Start

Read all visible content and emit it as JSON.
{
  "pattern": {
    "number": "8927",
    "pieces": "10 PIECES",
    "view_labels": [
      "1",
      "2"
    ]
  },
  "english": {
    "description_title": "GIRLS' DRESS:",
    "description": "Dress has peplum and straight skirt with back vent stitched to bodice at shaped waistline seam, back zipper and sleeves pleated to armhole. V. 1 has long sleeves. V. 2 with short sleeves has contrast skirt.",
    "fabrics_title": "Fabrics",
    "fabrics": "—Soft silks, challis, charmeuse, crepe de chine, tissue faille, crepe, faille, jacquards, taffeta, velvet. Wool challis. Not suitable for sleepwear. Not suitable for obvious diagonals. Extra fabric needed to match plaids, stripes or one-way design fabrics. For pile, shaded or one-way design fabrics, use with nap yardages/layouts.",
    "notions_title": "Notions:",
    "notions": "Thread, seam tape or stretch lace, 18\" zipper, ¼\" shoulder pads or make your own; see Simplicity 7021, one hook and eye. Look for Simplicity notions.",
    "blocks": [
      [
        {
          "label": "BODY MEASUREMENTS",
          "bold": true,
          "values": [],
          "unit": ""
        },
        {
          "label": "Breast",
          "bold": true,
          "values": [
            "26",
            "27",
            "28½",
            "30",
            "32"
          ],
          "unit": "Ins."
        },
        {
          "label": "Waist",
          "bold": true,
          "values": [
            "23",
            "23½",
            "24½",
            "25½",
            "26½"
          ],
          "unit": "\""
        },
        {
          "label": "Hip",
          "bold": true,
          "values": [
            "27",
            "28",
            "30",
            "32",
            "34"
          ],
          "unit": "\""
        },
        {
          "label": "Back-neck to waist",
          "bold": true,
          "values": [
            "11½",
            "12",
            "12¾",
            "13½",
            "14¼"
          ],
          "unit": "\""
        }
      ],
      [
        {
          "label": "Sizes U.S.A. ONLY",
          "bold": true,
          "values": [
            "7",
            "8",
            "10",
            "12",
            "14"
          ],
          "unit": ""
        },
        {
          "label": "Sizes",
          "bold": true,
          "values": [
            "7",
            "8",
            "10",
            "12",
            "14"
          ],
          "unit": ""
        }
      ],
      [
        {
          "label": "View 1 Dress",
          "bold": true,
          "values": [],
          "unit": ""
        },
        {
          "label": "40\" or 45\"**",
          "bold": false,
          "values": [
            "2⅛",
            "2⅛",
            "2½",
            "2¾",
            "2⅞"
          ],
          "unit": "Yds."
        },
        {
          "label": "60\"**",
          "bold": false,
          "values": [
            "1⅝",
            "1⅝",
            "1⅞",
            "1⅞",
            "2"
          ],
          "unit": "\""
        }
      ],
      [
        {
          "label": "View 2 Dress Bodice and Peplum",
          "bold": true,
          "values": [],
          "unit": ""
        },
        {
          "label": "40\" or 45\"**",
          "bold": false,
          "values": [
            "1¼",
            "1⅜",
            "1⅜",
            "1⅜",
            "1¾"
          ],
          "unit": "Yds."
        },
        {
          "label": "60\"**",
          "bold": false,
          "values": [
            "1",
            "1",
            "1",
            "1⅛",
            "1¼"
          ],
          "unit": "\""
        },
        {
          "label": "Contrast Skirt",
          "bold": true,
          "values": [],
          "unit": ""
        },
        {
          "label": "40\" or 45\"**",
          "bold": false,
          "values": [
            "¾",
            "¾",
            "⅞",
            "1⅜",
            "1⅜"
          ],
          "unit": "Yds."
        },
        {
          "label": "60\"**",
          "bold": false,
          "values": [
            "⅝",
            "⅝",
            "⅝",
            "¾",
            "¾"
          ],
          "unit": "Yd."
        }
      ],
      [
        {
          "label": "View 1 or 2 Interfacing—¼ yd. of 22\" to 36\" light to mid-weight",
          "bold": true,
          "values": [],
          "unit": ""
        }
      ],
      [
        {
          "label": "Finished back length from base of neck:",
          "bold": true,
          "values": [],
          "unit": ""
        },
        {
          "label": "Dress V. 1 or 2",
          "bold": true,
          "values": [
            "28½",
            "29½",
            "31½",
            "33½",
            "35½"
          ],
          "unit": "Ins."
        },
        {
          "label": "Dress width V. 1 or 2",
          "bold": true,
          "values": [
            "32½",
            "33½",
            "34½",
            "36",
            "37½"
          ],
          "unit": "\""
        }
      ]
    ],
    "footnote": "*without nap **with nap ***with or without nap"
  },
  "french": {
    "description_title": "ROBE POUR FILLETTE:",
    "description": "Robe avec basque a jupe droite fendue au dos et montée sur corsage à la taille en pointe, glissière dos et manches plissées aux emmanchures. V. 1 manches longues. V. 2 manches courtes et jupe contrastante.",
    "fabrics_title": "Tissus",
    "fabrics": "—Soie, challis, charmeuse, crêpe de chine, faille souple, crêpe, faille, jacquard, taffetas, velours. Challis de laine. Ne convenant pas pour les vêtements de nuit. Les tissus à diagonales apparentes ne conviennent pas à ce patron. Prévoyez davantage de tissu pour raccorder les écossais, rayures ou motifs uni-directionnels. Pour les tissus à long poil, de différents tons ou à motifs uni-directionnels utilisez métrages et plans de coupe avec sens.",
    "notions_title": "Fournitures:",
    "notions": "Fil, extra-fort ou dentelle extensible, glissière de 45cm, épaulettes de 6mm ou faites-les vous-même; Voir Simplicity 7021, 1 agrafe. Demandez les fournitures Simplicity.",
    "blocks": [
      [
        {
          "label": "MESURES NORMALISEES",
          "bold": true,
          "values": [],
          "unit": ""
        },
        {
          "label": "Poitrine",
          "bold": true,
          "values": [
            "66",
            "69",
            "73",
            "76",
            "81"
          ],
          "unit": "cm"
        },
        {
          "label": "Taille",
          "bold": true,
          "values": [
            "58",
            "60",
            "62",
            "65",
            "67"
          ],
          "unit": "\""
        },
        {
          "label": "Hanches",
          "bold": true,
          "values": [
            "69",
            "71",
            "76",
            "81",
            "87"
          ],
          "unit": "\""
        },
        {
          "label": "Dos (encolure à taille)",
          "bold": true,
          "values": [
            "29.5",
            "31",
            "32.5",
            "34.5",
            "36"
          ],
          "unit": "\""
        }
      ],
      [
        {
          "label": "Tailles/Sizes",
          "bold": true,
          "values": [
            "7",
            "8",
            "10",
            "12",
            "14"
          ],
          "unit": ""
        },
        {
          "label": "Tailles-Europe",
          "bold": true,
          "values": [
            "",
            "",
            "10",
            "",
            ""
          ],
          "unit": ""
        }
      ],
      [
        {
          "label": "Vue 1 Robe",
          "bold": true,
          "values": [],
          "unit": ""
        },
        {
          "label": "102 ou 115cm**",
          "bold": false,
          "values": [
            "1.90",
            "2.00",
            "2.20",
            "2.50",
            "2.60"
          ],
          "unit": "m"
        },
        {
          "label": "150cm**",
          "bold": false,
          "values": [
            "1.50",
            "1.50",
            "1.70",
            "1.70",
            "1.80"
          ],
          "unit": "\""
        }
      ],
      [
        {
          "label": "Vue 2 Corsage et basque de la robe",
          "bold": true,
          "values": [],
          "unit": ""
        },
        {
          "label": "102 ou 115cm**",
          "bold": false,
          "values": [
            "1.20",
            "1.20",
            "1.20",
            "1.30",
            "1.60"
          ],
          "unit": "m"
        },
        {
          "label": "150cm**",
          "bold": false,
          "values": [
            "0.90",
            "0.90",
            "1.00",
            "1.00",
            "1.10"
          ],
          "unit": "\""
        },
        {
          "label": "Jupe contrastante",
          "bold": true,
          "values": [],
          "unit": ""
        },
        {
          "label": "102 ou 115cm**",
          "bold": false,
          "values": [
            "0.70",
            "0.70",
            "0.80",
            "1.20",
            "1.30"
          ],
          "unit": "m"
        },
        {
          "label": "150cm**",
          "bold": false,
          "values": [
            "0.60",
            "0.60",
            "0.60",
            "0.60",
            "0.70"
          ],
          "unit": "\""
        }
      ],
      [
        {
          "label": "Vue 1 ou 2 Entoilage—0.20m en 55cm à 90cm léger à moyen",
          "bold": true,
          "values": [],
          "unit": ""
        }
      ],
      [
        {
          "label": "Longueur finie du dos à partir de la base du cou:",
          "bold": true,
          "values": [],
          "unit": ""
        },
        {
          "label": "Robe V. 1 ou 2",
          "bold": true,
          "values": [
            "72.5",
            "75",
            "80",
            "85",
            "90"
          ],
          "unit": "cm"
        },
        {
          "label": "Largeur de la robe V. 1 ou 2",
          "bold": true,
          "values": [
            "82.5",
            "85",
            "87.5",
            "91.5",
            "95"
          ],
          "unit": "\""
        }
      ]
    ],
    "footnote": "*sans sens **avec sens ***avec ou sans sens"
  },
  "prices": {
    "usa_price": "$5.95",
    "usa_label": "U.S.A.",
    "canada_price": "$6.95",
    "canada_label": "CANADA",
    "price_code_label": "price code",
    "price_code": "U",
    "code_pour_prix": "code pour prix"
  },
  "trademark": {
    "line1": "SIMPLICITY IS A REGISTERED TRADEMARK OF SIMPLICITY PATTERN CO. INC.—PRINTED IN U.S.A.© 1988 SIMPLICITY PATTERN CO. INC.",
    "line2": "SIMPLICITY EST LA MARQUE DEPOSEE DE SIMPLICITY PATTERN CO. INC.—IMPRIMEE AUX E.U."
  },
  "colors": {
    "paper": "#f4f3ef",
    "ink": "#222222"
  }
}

End

WHAT THE TASK ASKS:
Which lines hold the word "with"? Copy every one of them.

COMPLETE RESPONSE:
    "description": "Dress has peplum and straight skirt with back vent stitched to bodice at shaped waistline seam, back zipper and sleeves pleated to armhole. V. 1 has long sleeves. V. 2 with short sleeves has contrast skirt.",
    "fabrics": "—Soft silks, challis, charmeuse, crepe de chine, tissue faille, crepe, faille, jacquards, taffeta, velvet. Wool challis. Not suitable for sleepwear. Not suitable for obvious diagonals. Extra fabric needed to match plaids, stripes or one-way design fabrics. For pile, shaded or one-way design fabrics, use with nap yardages/layouts.",
    "footnote": "*without nap **with nap ***with or without nap"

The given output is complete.